┏━━

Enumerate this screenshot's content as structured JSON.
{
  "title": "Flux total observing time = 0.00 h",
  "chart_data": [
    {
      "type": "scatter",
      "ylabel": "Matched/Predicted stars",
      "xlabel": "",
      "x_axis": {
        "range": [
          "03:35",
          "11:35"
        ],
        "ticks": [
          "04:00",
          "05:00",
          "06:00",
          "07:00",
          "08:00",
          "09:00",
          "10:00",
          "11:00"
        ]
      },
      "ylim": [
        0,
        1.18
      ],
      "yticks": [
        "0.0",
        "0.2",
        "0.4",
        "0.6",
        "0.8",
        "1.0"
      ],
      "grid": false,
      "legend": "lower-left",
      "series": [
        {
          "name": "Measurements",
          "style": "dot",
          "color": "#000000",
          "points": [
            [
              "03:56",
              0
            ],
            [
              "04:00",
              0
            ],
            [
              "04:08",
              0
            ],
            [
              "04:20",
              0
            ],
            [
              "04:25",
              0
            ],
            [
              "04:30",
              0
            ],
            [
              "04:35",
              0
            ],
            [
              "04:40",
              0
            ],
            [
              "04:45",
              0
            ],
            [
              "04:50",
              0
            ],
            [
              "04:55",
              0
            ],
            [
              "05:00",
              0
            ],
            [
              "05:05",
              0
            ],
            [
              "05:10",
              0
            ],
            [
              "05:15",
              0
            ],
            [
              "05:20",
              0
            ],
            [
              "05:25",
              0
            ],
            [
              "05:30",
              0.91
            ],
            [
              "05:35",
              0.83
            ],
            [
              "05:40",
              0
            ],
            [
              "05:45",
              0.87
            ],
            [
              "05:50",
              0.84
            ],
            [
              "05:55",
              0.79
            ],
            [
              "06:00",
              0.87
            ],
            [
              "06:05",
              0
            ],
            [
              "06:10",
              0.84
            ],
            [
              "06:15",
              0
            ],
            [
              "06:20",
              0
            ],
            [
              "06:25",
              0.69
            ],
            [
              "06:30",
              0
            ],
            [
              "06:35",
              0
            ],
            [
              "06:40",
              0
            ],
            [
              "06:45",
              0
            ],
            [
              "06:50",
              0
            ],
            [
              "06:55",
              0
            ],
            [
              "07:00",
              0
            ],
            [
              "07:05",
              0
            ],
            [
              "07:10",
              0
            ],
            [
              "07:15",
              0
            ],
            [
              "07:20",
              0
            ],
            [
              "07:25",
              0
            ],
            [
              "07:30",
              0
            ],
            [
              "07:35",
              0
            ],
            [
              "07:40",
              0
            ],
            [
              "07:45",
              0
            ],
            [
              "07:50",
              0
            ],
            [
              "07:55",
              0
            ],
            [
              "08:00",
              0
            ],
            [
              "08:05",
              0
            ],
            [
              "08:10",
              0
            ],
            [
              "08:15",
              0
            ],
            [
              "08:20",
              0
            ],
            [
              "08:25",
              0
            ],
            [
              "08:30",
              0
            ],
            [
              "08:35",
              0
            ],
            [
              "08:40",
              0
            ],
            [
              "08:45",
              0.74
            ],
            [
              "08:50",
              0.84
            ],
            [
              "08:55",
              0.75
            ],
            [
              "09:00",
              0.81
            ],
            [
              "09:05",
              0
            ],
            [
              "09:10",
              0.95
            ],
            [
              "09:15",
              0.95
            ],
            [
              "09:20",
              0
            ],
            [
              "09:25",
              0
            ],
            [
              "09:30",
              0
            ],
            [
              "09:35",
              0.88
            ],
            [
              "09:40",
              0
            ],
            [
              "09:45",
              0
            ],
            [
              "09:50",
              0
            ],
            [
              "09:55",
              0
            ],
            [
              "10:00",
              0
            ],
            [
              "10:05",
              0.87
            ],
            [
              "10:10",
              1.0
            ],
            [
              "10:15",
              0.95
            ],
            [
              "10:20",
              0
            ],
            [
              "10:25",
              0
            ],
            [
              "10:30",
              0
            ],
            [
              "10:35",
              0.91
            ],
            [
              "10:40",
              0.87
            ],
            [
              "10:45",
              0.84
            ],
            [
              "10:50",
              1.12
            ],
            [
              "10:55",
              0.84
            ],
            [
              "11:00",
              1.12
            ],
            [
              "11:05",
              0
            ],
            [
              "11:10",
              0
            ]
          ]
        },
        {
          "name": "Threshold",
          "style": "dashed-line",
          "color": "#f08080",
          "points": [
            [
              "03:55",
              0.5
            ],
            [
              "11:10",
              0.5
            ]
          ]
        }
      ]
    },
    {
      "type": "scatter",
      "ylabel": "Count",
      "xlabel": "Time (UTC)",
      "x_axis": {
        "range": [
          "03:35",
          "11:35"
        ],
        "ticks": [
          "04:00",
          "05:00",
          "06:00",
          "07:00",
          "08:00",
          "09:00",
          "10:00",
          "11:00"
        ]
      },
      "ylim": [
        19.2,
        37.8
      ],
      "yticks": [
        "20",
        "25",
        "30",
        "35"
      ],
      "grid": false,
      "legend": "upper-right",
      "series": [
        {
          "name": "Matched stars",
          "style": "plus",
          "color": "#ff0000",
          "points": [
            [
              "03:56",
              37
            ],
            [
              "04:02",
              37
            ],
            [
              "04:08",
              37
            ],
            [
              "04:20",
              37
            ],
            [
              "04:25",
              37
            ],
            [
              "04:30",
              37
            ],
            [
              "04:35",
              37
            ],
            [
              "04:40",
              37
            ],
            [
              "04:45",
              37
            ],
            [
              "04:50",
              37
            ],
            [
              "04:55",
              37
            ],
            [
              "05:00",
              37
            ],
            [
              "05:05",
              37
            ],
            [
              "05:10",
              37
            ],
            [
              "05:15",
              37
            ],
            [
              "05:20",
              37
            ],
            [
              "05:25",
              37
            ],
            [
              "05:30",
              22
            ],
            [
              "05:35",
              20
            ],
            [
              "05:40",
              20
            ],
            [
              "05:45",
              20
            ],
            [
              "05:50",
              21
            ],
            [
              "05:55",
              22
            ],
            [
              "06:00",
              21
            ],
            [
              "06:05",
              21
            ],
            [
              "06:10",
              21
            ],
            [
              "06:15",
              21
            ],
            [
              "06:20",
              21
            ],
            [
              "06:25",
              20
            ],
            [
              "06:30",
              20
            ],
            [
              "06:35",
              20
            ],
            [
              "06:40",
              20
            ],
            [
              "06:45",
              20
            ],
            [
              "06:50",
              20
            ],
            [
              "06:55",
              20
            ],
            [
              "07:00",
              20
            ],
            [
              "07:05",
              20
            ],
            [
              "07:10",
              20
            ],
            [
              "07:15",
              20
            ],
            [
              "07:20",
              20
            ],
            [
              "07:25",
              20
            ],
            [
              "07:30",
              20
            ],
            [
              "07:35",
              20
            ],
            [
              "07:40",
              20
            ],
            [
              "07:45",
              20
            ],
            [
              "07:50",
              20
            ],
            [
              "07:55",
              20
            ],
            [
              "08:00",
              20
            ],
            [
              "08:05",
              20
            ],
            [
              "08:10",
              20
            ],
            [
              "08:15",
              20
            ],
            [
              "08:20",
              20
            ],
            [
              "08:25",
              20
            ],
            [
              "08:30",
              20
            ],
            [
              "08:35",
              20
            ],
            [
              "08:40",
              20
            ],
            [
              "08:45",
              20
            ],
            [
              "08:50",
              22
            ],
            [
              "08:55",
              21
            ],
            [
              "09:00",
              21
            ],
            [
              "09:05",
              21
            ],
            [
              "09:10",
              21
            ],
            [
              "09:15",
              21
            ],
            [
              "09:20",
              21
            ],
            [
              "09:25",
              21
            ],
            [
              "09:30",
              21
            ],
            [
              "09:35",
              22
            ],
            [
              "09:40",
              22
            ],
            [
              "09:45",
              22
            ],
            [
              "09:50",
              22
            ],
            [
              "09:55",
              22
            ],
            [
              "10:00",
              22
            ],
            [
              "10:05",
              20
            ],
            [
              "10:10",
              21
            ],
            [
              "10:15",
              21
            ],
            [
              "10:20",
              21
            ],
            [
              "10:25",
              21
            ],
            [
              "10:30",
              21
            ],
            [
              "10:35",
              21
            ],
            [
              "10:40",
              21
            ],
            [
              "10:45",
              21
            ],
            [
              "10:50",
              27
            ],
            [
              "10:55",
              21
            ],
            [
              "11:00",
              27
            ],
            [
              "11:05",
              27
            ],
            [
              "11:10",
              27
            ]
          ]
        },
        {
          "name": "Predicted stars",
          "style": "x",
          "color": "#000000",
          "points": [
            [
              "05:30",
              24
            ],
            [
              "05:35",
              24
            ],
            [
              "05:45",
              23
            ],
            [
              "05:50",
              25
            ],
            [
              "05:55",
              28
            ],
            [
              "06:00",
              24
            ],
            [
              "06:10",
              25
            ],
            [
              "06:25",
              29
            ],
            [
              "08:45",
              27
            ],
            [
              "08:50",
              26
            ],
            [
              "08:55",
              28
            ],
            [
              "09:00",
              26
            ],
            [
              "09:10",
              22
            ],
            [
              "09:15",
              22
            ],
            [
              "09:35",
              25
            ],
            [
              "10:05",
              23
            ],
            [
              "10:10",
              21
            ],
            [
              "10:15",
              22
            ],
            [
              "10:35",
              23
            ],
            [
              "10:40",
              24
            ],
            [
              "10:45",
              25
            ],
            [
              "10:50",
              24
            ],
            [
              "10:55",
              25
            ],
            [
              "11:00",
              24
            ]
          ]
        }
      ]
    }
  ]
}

┗━━

--- The request ---
Select every line of the records holding the string "name".

--- Final result ---
          "name": "Measurements",
          "name": "Threshold",
          "name": "Matched stars",
          "name": "Predicted stars",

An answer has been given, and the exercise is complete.